** STATED TASK **
All records should be reproduced verbatim.

──────── RECORDS ────────

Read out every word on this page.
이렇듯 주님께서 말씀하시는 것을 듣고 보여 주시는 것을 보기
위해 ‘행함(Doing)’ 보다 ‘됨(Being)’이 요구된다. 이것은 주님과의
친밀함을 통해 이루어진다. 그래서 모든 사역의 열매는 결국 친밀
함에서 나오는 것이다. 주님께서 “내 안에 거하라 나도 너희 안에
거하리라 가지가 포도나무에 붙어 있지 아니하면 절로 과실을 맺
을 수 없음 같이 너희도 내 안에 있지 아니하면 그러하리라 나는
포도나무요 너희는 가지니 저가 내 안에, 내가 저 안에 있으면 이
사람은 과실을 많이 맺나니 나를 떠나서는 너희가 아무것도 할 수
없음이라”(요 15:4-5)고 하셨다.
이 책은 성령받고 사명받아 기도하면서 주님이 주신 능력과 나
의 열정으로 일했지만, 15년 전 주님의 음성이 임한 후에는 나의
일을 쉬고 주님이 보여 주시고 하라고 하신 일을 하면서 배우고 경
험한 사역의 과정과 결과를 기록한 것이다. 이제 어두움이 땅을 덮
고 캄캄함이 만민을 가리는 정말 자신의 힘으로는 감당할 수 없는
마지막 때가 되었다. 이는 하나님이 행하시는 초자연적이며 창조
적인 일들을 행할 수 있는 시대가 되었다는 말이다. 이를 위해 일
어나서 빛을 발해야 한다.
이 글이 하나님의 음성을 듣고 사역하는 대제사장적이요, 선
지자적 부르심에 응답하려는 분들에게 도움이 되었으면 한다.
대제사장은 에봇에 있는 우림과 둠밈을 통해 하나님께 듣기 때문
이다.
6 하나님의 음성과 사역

────────

** THE RESPONSE **
Read out every word on this page.
이렇듯 주님께서 말씀하시는 것을 듣고 보여 주시는 것을 보기
위해 ‘행함(Doing)’ 보다 ‘됨(Being)’이 요구된다. 이것은 주님과의
친밀함을 통해 이루어진다. 그래서 모든 사역의 열매는 결국 친밀
함에서 나오는 것이다. 주님께서 “내 안에 거하라 나도 너희 안에
거하리라 가지가 포도나무에 붙어 있지 아니하면 절로 과실을 맺
을 수 없음 같이 너희도 내 안에 있지 아니하면 그러하리라 나는
포도나무요 너희는 가지니 저가 내 안에, 내가 저 안에 있으면 이
사람은 과실을 많이 맺나니 나를 떠나서는 너희가 아무것도 할 수
없음이라”(요 15:4-5)고 하셨다.
이 책은 성령받고 사명받아 기도하면서 주님이 주신 능력과 나
의 열정으로 일했지만, 15년 전 주님의 음성이 임한 후에는 나의
일을 쉬고 주님이 보여 주시고 하라고 하신 일을 하면서 배우고 경
험한 사역의 과정과 결과를 기록한 것이다. 이제 어두움이 땅을 덮
고 캄캄함이 만민을 가리는 정말 자신의 힘으로는 감당할 수 없는
마지막 때가 되었다. 이는 하나님이 행하시는 초자연적이며 창조
적인 일들을 행할 수 있는 시대가 되었다는 말이다. 이를 위해 일
어나서 빛을 발해야 한다.
이 글이 하나님의 음성을 듣고 사역하는 대제사장적이요, 선
지자적 부르심에 응답하려는 분들에게 도움이 되었으면 한다.
대제사장은 에봇에 있는 우림과 둠밈을 통해 하나님께 듣기 때문
이다.
6 하나님의 음성과 사역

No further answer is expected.